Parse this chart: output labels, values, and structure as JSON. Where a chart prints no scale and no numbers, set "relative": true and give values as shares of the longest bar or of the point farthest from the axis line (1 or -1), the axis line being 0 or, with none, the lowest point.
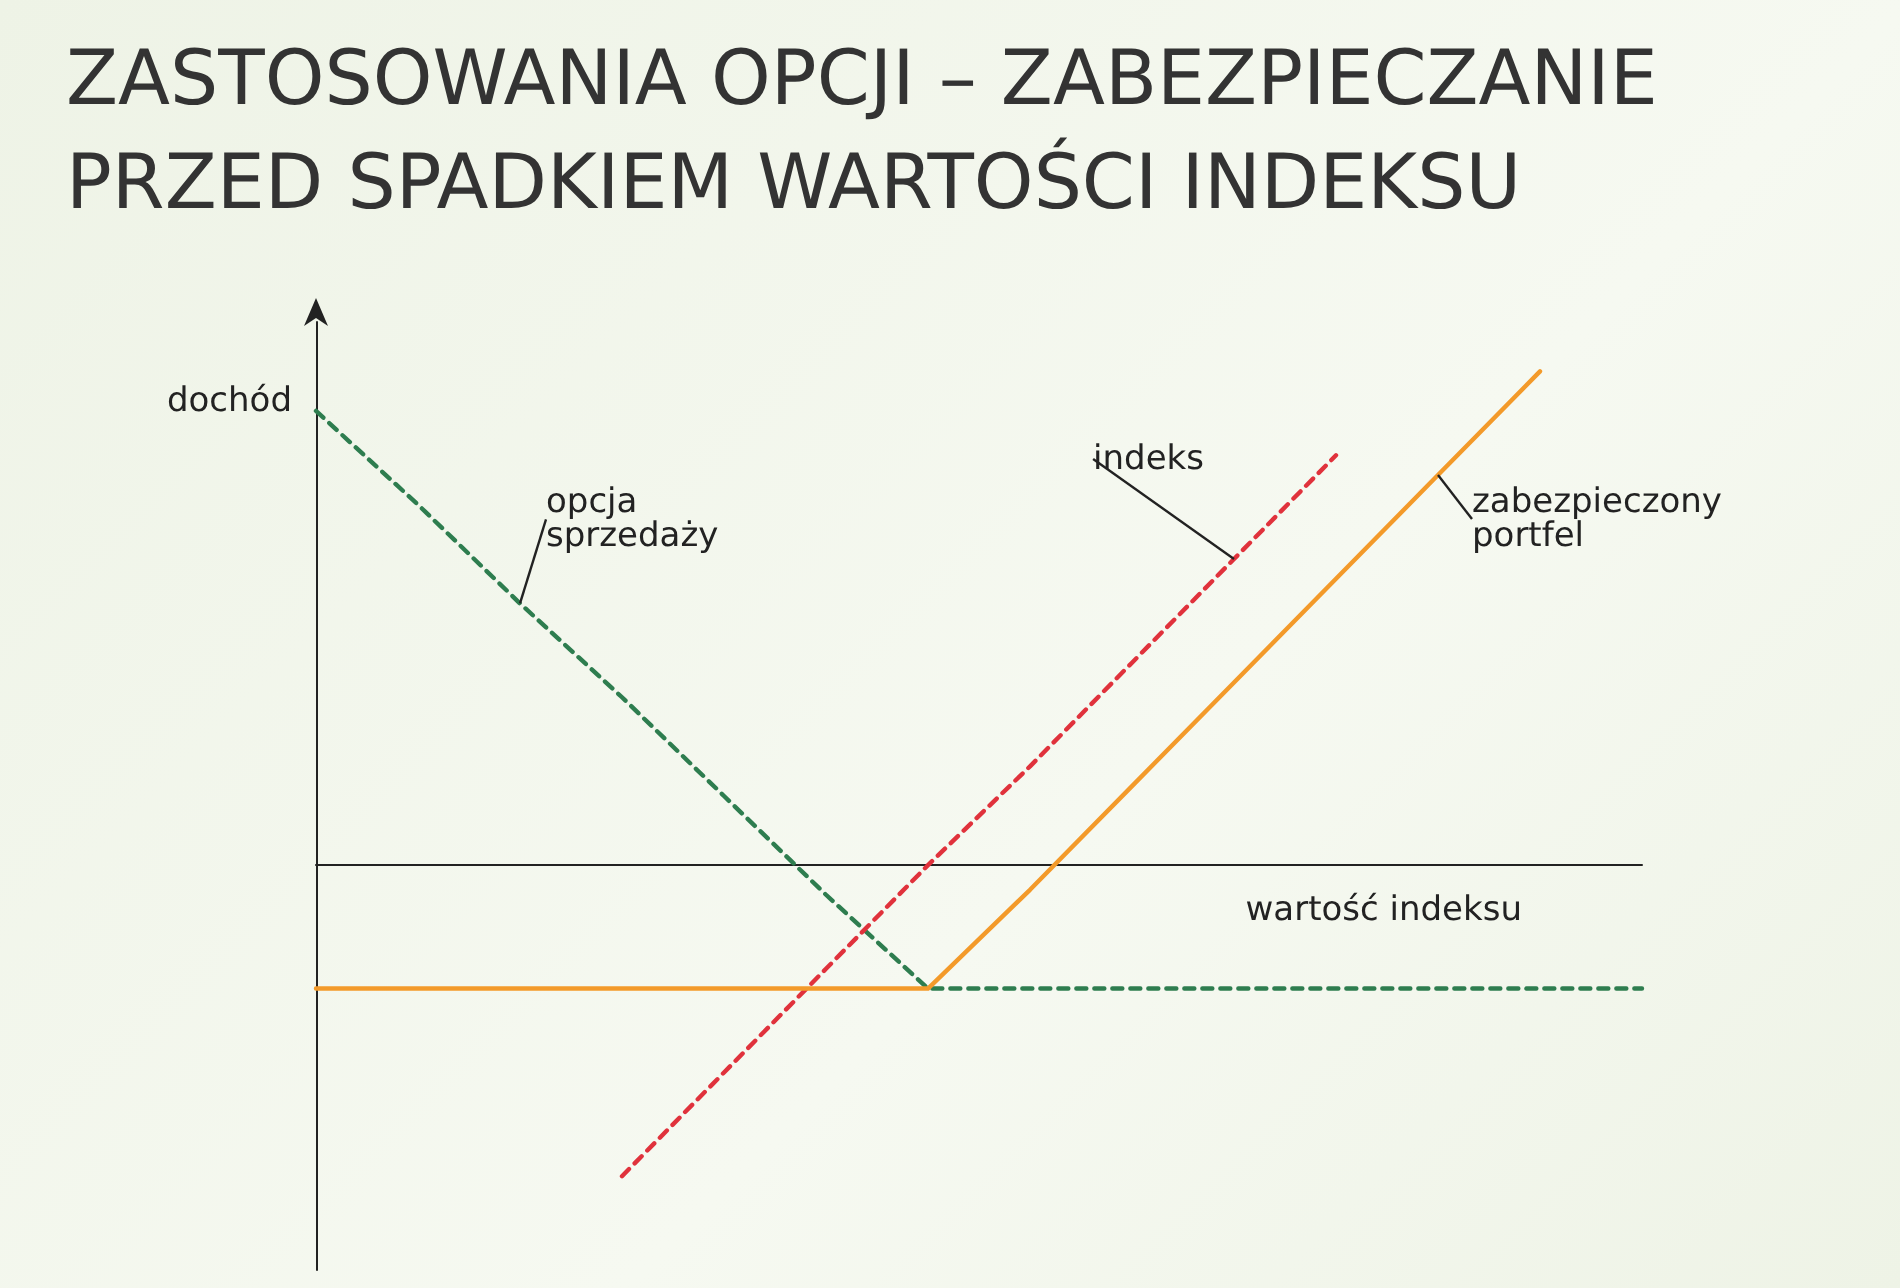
{
  "chart_data": {
    "type": "line",
    "title": "ZASTOSOWANIA OPCJI – ZABEZPIECZANIE PRZED SPADKIEM WARTOŚCI INDEKSU",
    "xlabel": "wartość indeksu",
    "ylabel": "dochód",
    "relative": true,
    "grid": false,
    "legend": false,
    "categories": [
      null,
      null,
      null,
      null,
      null,
      null,
      null,
      null,
      null,
      null,
      null,
      null,
      null,
      null
    ],
    "series": [
      {
        "name": "opcja sprzedaży",
        "color": "#2e7d4f",
        "line_style": "dashed",
        "values": [
          0.92,
          0.73,
          0.53,
          0.34,
          0.14,
          -0.06,
          -0.25,
          -0.25,
          -0.25,
          -0.25,
          -0.25,
          -0.25,
          -0.25,
          -0.25
        ]
      },
      {
        "name": "indeks",
        "color": "#e0323c",
        "line_style": "dashed",
        "values": [
          null,
          null,
          null,
          -0.63,
          -0.42,
          -0.21,
          0.0,
          0.2,
          0.41,
          0.62,
          0.83,
          null,
          null,
          null
        ]
      },
      {
        "name": "zabezpieczony portfel",
        "color": "#f39a2a",
        "line_style": "solid",
        "values": [
          -0.25,
          -0.25,
          -0.25,
          -0.25,
          -0.25,
          -0.25,
          -0.25,
          -0.05,
          0.16,
          0.37,
          0.58,
          0.79,
          1.0,
          null
        ]
      }
    ]
  }
}
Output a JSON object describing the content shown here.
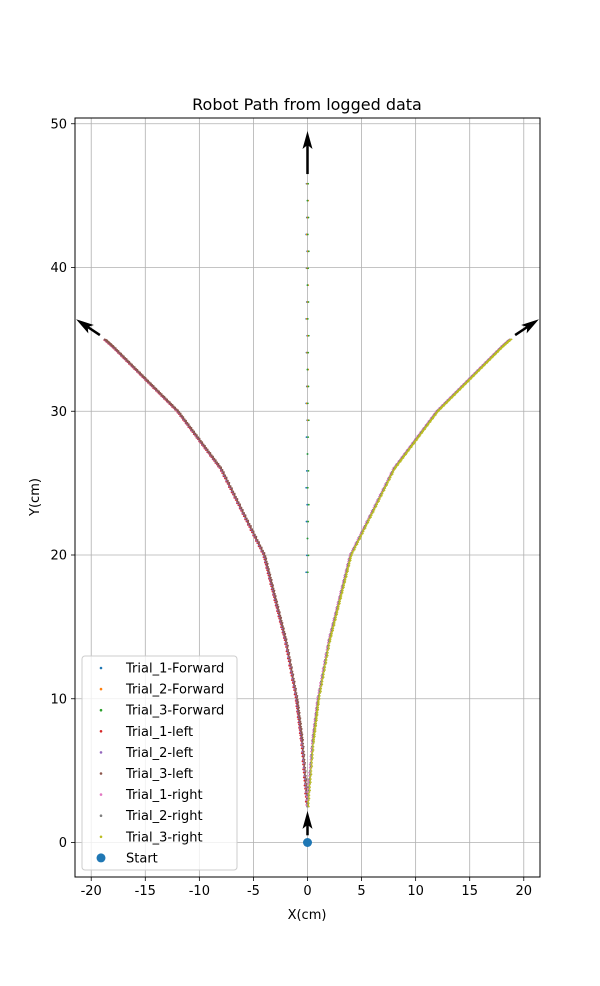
{
  "chart_data": {
    "type": "scatter",
    "title": "Robot Path from logged data",
    "xlabel": "X(cm)",
    "ylabel": "Y(cm)",
    "xlim": [
      -21.5,
      21.5
    ],
    "ylim": [
      -2.4,
      50.4
    ],
    "xticks": [
      -20,
      -15,
      -10,
      -5,
      0,
      5,
      10,
      15,
      20
    ],
    "yticks": [
      0,
      10,
      20,
      30,
      40,
      50
    ],
    "grid": true,
    "legend_position": "lower-left",
    "series": [
      {
        "name": "Trial_1-Forward",
        "color": "#1f77b4",
        "path": "forward",
        "y_start": 18,
        "y_end": 47
      },
      {
        "name": "Trial_2-Forward",
        "color": "#ff7f0e",
        "path": "forward",
        "y_start": 29,
        "y_end": 47
      },
      {
        "name": "Trial_3-Forward",
        "color": "#2ca02c",
        "path": "forward",
        "y_start": 18,
        "y_end": 47
      },
      {
        "name": "Trial_1-left",
        "color": "#d62728",
        "path": "left",
        "y_start": 2.5,
        "y_end": 35
      },
      {
        "name": "Trial_2-left",
        "color": "#9467bd",
        "path": "left",
        "y_start": 2.5,
        "y_end": 35
      },
      {
        "name": "Trial_3-left",
        "color": "#8c564b",
        "path": "left",
        "y_start": 2.5,
        "y_end": 35
      },
      {
        "name": "Trial_1-right",
        "color": "#e377c2",
        "path": "right",
        "y_start": 2.5,
        "y_end": 35
      },
      {
        "name": "Trial_2-right",
        "color": "#7f7f7f",
        "path": "right",
        "y_start": 2.5,
        "y_end": 35
      },
      {
        "name": "Trial_3-right",
        "color": "#bcbd22",
        "path": "right",
        "y_start": 2.5,
        "y_end": 35
      }
    ],
    "curves": {
      "forward": [
        [
          0,
          0
        ],
        [
          0,
          47
        ]
      ],
      "left": [
        [
          0,
          2.5
        ],
        [
          -0.5,
          7
        ],
        [
          -1,
          10
        ],
        [
          -2,
          14
        ],
        [
          -3,
          17
        ],
        [
          -4,
          20
        ],
        [
          -6,
          23
        ],
        [
          -8,
          26
        ],
        [
          -10,
          28
        ],
        [
          -12,
          30
        ],
        [
          -14,
          31.5
        ],
        [
          -16,
          33
        ],
        [
          -18,
          34.5
        ],
        [
          -19.5,
          35.5
        ]
      ],
      "right": [
        [
          0,
          2.5
        ],
        [
          0.5,
          7
        ],
        [
          1,
          10
        ],
        [
          2,
          14
        ],
        [
          3,
          17
        ],
        [
          4,
          20
        ],
        [
          6,
          23
        ],
        [
          8,
          26
        ],
        [
          10,
          28
        ],
        [
          12,
          30
        ],
        [
          14,
          31.5
        ],
        [
          16,
          33
        ],
        [
          18,
          34.5
        ],
        [
          19.5,
          35.5
        ]
      ]
    },
    "arrows": [
      {
        "name": "start",
        "x": 0,
        "y": 0.5,
        "dx": 0,
        "dy": 1.7
      },
      {
        "name": "forward-end",
        "x": 0,
        "y": 46.5,
        "dx": 0,
        "dy": 3.0
      },
      {
        "name": "left-end",
        "x": -19.2,
        "y": 35.3,
        "dx": -2.2,
        "dy": 1.1
      },
      {
        "name": "right-end",
        "x": 19.2,
        "y": 35.3,
        "dx": 2.2,
        "dy": 1.1
      }
    ],
    "start_point": {
      "name": "Start",
      "x": 0,
      "y": 0,
      "color": "#1f77b4"
    }
  }
}
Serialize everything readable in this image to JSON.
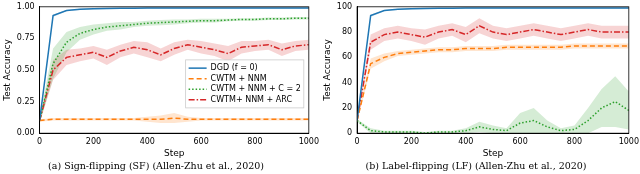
{
  "chart_data": [
    {
      "type": "line",
      "title": "(a) Sign-flipping (SF) (Allen-Zhu et al., 2020)",
      "x_label": "Step",
      "y_label": "Test Accuracy",
      "x": [
        0,
        50,
        100,
        150,
        200,
        250,
        300,
        350,
        400,
        450,
        500,
        550,
        600,
        650,
        700,
        750,
        800,
        850,
        900,
        950,
        1000
      ],
      "xlim": [
        0,
        1000
      ],
      "xticks": [
        0,
        200,
        400,
        600,
        800,
        1000
      ],
      "ylim": [
        0,
        1
      ],
      "yticks": [
        {
          "value": 0,
          "label": "0.00"
        },
        {
          "value": 0.25,
          "label": "0.25"
        },
        {
          "value": 0.5,
          "label": "0.50"
        },
        {
          "value": 0.75,
          "label": "0.75"
        },
        {
          "value": 1,
          "label": "1.00"
        }
      ],
      "grid": false,
      "legend": "center right",
      "series": [
        {
          "name": "DGD (f = 0)",
          "color": "#1f77b4",
          "line_style": "solid",
          "values": [
            0.1,
            0.93,
            0.97,
            0.98,
            0.985,
            0.987,
            0.988,
            0.989,
            0.99,
            0.99,
            0.99,
            0.99,
            0.99,
            0.99,
            0.99,
            0.99,
            0.99,
            0.99,
            0.99,
            0.99,
            0.99
          ],
          "std": [
            0.01,
            0.01,
            0.005,
            0.005,
            0.005,
            0.005,
            0.005,
            0.005,
            0.005,
            0.005,
            0.005,
            0.005,
            0.005,
            0.005,
            0.005,
            0.005,
            0.005,
            0.005,
            0.005,
            0.005,
            0.005
          ]
        },
        {
          "name": "CWTM + NNM",
          "color": "#ff7f0e",
          "line_style": "dashed",
          "values": [
            0.1,
            0.11,
            0.11,
            0.11,
            0.11,
            0.11,
            0.11,
            0.11,
            0.11,
            0.11,
            0.12,
            0.11,
            0.11,
            0.11,
            0.11,
            0.11,
            0.11,
            0.11,
            0.11,
            0.11,
            0.11
          ],
          "std": [
            0.01,
            0.01,
            0.01,
            0.01,
            0.01,
            0.01,
            0.01,
            0.01,
            0.02,
            0.03,
            0.04,
            0.02,
            0.01,
            0.01,
            0.01,
            0.01,
            0.01,
            0.01,
            0.01,
            0.01,
            0.01
          ]
        },
        {
          "name": "CWTM + NNM + C = 2",
          "color": "#2ca02c",
          "line_style": "dotted",
          "values": [
            0.1,
            0.55,
            0.72,
            0.79,
            0.82,
            0.84,
            0.85,
            0.86,
            0.87,
            0.875,
            0.88,
            0.885,
            0.89,
            0.89,
            0.895,
            0.9,
            0.9,
            0.905,
            0.905,
            0.91,
            0.91
          ],
          "std": [
            0.02,
            0.12,
            0.08,
            0.05,
            0.04,
            0.03,
            0.03,
            0.02,
            0.02,
            0.02,
            0.02,
            0.015,
            0.015,
            0.015,
            0.01,
            0.01,
            0.01,
            0.01,
            0.01,
            0.01,
            0.01
          ]
        },
        {
          "name": "CWTM+ NNM + ARC",
          "color": "#d62728",
          "line_style": "dashdot",
          "values": [
            0.1,
            0.5,
            0.6,
            0.62,
            0.64,
            0.6,
            0.65,
            0.68,
            0.66,
            0.62,
            0.67,
            0.7,
            0.68,
            0.66,
            0.63,
            0.68,
            0.69,
            0.7,
            0.66,
            0.69,
            0.7
          ],
          "std": [
            0.02,
            0.08,
            0.06,
            0.05,
            0.05,
            0.06,
            0.05,
            0.05,
            0.06,
            0.05,
            0.05,
            0.04,
            0.05,
            0.05,
            0.06,
            0.05,
            0.04,
            0.04,
            0.05,
            0.04,
            0.04
          ]
        }
      ]
    },
    {
      "type": "line",
      "title": "(b) Label-flipping (LF) (Allen-Zhu et al., 2020)",
      "x_label": "Step",
      "y_label": "Test Accuracy",
      "x": [
        0,
        50,
        100,
        150,
        200,
        250,
        300,
        350,
        400,
        450,
        500,
        550,
        600,
        650,
        700,
        750,
        800,
        850,
        900,
        950,
        1000
      ],
      "xlim": [
        0,
        1000
      ],
      "xticks": [
        0,
        200,
        400,
        600,
        800,
        1000
      ],
      "ylim": [
        0,
        100
      ],
      "yticks": [
        0,
        20,
        40,
        60,
        80,
        100
      ],
      "grid": false,
      "series": [
        {
          "name": "DGD (f = 0)",
          "color": "#1f77b4",
          "line_style": "solid",
          "values": [
            10,
            93,
            97,
            98,
            98.5,
            98.7,
            98.8,
            98.9,
            99,
            99,
            99,
            99,
            99,
            99,
            99,
            99,
            99,
            99,
            99,
            99,
            99
          ],
          "std": [
            1,
            1,
            0.5,
            0.5,
            0.5,
            0.5,
            0.5,
            0.5,
            0.5,
            0.5,
            0.5,
            0.5,
            0.5,
            0.5,
            0.5,
            0.5,
            0.5,
            0.5,
            0.5,
            0.5,
            0.5
          ]
        },
        {
          "name": "CWTM + NNM",
          "color": "#ff7f0e",
          "line_style": "dashed",
          "values": [
            10,
            55,
            60,
            63,
            64,
            65,
            66,
            66,
            67,
            67,
            67,
            68,
            68,
            68,
            68,
            68,
            69,
            69,
            69,
            69,
            69
          ],
          "std": [
            1,
            4,
            3,
            2,
            2,
            2,
            2,
            2,
            2,
            2,
            2,
            2,
            2,
            2,
            2,
            2,
            2,
            2,
            2,
            2,
            2
          ]
        },
        {
          "name": "CWTM + NNM + C = 2",
          "color": "#2ca02c",
          "line_style": "dotted",
          "values": [
            10,
            2,
            1,
            1,
            1,
            0,
            1,
            1,
            2,
            5,
            3,
            2,
            8,
            10,
            5,
            2,
            3,
            10,
            20,
            25,
            18
          ],
          "std": [
            1,
            2,
            1,
            1,
            1,
            1,
            1,
            1,
            2,
            4,
            3,
            2,
            8,
            10,
            5,
            2,
            3,
            10,
            15,
            20,
            15
          ]
        },
        {
          "name": "CWTM+ NNM + ARC",
          "color": "#d62728",
          "line_style": "dashdot",
          "values": [
            10,
            72,
            78,
            80,
            78,
            76,
            80,
            82,
            78,
            85,
            80,
            78,
            80,
            82,
            80,
            78,
            80,
            82,
            80,
            80,
            80
          ],
          "std": [
            1,
            6,
            5,
            5,
            5,
            6,
            5,
            5,
            6,
            6,
            5,
            5,
            5,
            5,
            5,
            5,
            5,
            5,
            5,
            5,
            5
          ]
        }
      ]
    }
  ]
}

# # #

Extract, from the material above, each line holding the word "left".

ANSWER TO THIS EXERCISE:
    "legend_position": "lower-left",
        "name": "Trial_1-left",
        "path": "left",
        "name": "Trial_2-left",
        "path": "left",
        "name": "Trial_3-left",
        "path": "left",
      "left": [
        "name": "left-end",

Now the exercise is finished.